> **Your goal**: Repeat every line below exactly, word for word.

> **Data records**:
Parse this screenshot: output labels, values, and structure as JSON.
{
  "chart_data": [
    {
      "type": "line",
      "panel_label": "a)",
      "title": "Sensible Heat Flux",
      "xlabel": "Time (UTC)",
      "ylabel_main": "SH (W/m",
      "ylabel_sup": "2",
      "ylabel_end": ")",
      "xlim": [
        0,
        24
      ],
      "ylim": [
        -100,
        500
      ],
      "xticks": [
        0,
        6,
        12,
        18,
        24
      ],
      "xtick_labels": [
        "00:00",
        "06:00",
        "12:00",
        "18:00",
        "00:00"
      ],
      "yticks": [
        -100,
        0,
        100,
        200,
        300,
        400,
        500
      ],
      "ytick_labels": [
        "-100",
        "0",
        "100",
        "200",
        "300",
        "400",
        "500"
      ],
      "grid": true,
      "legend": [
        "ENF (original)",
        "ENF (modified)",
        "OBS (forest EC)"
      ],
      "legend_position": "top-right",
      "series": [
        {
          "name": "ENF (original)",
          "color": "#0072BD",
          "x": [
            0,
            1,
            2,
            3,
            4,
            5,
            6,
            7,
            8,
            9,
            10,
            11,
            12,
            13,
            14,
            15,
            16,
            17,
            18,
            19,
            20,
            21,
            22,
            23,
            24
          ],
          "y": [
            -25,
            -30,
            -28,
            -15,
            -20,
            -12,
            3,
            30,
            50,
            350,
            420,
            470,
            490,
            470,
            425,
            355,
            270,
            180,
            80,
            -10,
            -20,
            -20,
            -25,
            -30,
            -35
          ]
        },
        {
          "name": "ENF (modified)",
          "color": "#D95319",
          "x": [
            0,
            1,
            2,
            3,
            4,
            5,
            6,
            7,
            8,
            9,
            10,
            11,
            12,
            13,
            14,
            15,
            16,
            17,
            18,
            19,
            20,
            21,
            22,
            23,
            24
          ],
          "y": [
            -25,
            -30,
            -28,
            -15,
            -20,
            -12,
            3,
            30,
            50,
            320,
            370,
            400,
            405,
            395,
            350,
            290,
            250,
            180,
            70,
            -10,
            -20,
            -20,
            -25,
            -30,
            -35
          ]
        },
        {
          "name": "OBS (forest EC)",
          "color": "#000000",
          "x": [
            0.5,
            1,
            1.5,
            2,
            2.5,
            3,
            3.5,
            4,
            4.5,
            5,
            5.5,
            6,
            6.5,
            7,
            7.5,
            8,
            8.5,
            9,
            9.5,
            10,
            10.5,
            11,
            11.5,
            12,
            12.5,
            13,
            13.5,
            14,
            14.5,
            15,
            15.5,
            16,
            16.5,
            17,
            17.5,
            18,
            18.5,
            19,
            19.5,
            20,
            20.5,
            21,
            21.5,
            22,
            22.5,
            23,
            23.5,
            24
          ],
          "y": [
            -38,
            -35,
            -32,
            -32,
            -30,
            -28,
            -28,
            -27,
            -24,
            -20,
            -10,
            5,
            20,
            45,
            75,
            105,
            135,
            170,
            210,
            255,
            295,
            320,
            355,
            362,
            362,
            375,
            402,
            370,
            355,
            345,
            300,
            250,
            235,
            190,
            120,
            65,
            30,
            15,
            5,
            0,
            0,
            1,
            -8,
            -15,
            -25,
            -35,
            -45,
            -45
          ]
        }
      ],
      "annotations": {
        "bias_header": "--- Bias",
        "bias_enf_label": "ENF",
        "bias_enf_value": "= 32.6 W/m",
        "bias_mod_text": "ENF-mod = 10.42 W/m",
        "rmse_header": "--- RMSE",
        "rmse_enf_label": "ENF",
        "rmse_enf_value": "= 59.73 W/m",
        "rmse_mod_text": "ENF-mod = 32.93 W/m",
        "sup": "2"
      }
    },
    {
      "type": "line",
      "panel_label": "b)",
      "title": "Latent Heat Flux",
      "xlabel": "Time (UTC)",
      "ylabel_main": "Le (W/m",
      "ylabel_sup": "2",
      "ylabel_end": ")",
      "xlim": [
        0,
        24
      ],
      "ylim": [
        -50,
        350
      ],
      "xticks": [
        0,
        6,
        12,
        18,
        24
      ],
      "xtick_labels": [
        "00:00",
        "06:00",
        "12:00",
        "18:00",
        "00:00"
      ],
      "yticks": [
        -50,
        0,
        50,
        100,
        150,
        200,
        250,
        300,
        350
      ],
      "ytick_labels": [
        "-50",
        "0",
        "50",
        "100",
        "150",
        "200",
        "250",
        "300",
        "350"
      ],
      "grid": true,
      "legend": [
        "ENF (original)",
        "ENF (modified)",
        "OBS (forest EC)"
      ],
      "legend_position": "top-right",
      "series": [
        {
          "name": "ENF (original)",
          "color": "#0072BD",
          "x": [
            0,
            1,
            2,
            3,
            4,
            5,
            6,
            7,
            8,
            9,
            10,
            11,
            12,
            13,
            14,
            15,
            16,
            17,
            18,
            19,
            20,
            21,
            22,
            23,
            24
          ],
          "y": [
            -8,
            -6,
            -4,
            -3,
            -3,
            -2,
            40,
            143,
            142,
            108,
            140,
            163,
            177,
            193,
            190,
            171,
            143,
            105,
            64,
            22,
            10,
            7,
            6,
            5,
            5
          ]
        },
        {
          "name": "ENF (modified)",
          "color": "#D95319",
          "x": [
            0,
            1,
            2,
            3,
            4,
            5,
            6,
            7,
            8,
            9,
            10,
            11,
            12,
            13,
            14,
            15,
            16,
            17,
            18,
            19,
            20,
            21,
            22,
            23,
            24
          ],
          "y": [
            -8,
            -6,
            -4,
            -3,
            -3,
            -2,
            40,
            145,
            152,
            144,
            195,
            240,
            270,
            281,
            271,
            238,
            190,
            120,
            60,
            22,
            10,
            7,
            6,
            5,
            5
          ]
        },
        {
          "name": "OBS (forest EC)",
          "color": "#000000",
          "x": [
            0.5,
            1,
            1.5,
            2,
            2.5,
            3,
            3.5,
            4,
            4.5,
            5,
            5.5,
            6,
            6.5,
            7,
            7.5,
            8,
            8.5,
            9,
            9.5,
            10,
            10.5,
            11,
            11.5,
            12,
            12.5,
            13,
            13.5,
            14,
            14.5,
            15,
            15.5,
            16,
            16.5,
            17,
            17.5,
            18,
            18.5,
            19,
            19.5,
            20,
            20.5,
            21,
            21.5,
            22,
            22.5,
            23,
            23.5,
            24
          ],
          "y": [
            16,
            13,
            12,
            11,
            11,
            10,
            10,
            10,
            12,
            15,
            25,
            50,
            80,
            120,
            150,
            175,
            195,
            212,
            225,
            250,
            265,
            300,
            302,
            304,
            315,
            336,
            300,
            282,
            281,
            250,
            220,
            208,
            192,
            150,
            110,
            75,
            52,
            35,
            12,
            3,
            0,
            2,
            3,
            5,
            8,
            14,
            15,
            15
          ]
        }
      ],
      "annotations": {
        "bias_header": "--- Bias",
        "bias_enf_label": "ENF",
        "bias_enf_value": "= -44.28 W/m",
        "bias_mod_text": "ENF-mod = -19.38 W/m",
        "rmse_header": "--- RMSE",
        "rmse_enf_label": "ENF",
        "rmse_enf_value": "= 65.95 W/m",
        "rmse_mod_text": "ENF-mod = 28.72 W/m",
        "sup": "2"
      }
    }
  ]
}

> **Problem solution**:
Parse this screenshot: output labels, values, and structure as JSON.
{
  "chart_data": [
    {
      "type": "line",
      "panel_label": "a)",
      "title": "Sensible Heat Flux",
      "xlabel": "Time (UTC)",
      "ylabel_main": "SH (W/m",
      "ylabel_sup": "2",
      "ylabel_end": ")",
      "xlim": [
        0,
        24
      ],
      "ylim": [
        -100,
        500
      ],
      "xticks": [
        0,
        6,
        12,
        18,
        24
      ],
      "xtick_labels": [
        "00:00",
        "06:00",
        "12:00",
        "18:00",
        "00:00"
      ],
      "yticks": [
        -100,
        0,
        100,
        200,
        300,
        400,
        500
      ],
      "ytick_labels": [
        "-100",
        "0",
        "100",
        "200",
        "300",
        "400",
        "500"
      ],
      "grid": true,
      "legend": [
        "ENF (original)",
        "ENF (modified)",
        "OBS (forest EC)"
      ],
      "legend_position": "top-right",
      "series": [
        {
          "name": "ENF (original)",
          "color": "#0072BD",
          "x": [
            0,
            1,
            2,
            3,
            4,
            5,
            6,
            7,
            8,
            9,
            10,
            11,
            12,
            13,
            14,
            15,
            16,
            17,
            18,
            19,
            20,
            21,
            22,
            23,
            24
          ],
          "y": [
            -25,
            -30,
            -28,
            -15,
            -20,
            -12,
            3,
            30,
            50,
            350,
            420,
            470,
            490,
            470,
            425,
            355,
            270,
            180,
            80,
            -10,
            -20,
            -20,
            -25,
            -30,
            -35
          ]
        },
        {
          "name": "ENF (modified)",
          "color": "#D95319",
          "x": [
            0,
            1,
            2,
            3,
            4,
            5,
            6,
            7,
            8,
            9,
            10,
            11,
            12,
            13,
            14,
            15,
            16,
            17,
            18,
            19,
            20,
            21,
            22,
            23,
            24
          ],
          "y": [
            -25,
            -30,
            -28,
            -15,
            -20,
            -12,
            3,
            30,
            50,
            320,
            370,
            400,
            405,
            395,
            350,
            290,
            250,
            180,
            70,
            -10,
            -20,
            -20,
            -25,
            -30,
            -35
          ]
        },
        {
          "name": "OBS (forest EC)",
          "color": "#000000",
          "x": [
            0.5,
            1,
            1.5,
            2,
            2.5,
            3,
            3.5,
            4,
            4.5,
            5,
            5.5,
            6,
            6.5,
            7,
            7.5,
            8,
            8.5,
            9,
            9.5,
            10,
            10.5,
            11,
            11.5,
            12,
            12.5,
            13,
            13.5,
            14,
            14.5,
            15,
            15.5,
            16,
            16.5,
            17,
            17.5,
            18,
            18.5,
            19,
            19.5,
            20,
            20.5,
            21,
            21.5,
            22,
            22.5,
            23,
            23.5,
            24
          ],
          "y": [
            -38,
            -35,
            -32,
            -32,
            -30,
            -28,
            -28,
            -27,
            -24,
            -20,
            -10,
            5,
            20,
            45,
            75,
            105,
            135,
            170,
            210,
            255,
            295,
            320,
            355,
            362,
            362,
            375,
            402,
            370,
            355,
            345,
            300,
            250,
            235,
            190,
            120,
            65,
            30,
            15,
            5,
            0,
            0,
            1,
            -8,
            -15,
            -25,
            -35,
            -45,
            -45
          ]
        }
      ],
      "annotations": {
        "bias_header": "--- Bias",
        "bias_enf_label": "ENF",
        "bias_enf_value": "= 32.6 W/m",
        "bias_mod_text": "ENF-mod = 10.42 W/m",
        "rmse_header": "--- RMSE",
        "rmse_enf_label": "ENF",
        "rmse_enf_value": "= 59.73 W/m",
        "rmse_mod_text": "ENF-mod = 32.93 W/m",
        "sup": "2"
      }
    },
    {
      "type": "line",
      "panel_label": "b)",
      "title": "Latent Heat Flux",
      "xlabel": "Time (UTC)",
      "ylabel_main": "Le (W/m",
      "ylabel_sup": "2",
      "ylabel_end": ")",
      "xlim": [
        0,
        24
      ],
      "ylim": [
        -50,
        350
      ],
      "xticks": [
        0,
        6,
        12,
        18,
        24
      ],
      "xtick_labels": [
        "00:00",
        "06:00",
        "12:00",
        "18:00",
        "00:00"
      ],
      "yticks": [
        -50,
        0,
        50,
        100,
        150,
        200,
        250,
        300,
        350
      ],
      "ytick_labels": [
        "-50",
        "0",
        "50",
        "100",
        "150",
        "200",
        "250",
        "300",
        "350"
      ],
      "grid": true,
      "legend": [
        "ENF (original)",
        "ENF (modified)",
        "OBS (forest EC)"
      ],
      "legend_position": "top-right",
      "series": [
        {
          "name": "ENF (original)",
          "color": "#0072BD",
          "x": [
            0,
            1,
            2,
            3,
            4,
            5,
            6,
            7,
            8,
            9,
            10,
            11,
            12,
            13,
            14,
            15,
            16,
            17,
            18,
            19,
            20,
            21,
            22,
            23,
            24
          ],
          "y": [
            -8,
            -6,
            -4,
            -3,
            -3,
            -2,
            40,
            143,
            142,
            108,
            140,
            163,
            177,
            193,
            190,
            171,
            143,
            105,
            64,
            22,
            10,
            7,
            6,
            5,
            5
          ]
        },
        {
          "name": "ENF (modified)",
          "color": "#D95319",
          "x": [
            0,
            1,
            2,
            3,
            4,
            5,
            6,
            7,
            8,
            9,
            10,
            11,
            12,
            13,
            14,
            15,
            16,
            17,
            18,
            19,
            20,
            21,
            22,
            23,
            24
          ],
          "y": [
            -8,
            -6,
            -4,
            -3,
            -3,
            -2,
            40,
            145,
            152,
            144,
            195,
            240,
            270,
            281,
            271,
            238,
            190,
            120,
            60,
            22,
            10,
            7,
            6,
            5,
            5
          ]
        },
        {
          "name": "OBS (forest EC)",
          "color": "#000000",
          "x": [
            0.5,
            1,
            1.5,
            2,
            2.5,
            3,
            3.5,
            4,
            4.5,
            5,
            5.5,
            6,
            6.5,
            7,
            7.5,
            8,
            8.5,
            9,
            9.5,
            10,
            10.5,
            11,
            11.5,
            12,
            12.5,
            13,
            13.5,
            14,
            14.5,
            15,
            15.5,
            16,
            16.5,
            17,
            17.5,
            18,
            18.5,
            19,
            19.5,
            20,
            20.5,
            21,
            21.5,
            22,
            22.5,
            23,
            23.5,
            24
          ],
          "y": [
            16,
            13,
            12,
            11,
            11,
            10,
            10,
            10,
            12,
            15,
            25,
            50,
            80,
            120,
            150,
            175,
            195,
            212,
            225,
            250,
            265,
            300,
            302,
            304,
            315,
            336,
            300,
            282,
            281,
            250,
            220,
            208,
            192,
            150,
            110,
            75,
            52,
            35,
            12,
            3,
            0,
            2,
            3,
            5,
            8,
            14,
            15,
            15
          ]
        }
      ],
      "annotations": {
        "bias_header": "--- Bias",
        "bias_enf_label": "ENF",
        "bias_enf_value": "= -44.28 W/m",
        "bias_mod_text": "ENF-mod = -19.38 W/m",
        "rmse_header": "--- RMSE",
        "rmse_enf_label": "ENF",
        "rmse_enf_value": "= 65.95 W/m",
        "rmse_mod_text": "ENF-mod = 28.72 W/m",
        "sup": "2"
      }
    }
  ]
}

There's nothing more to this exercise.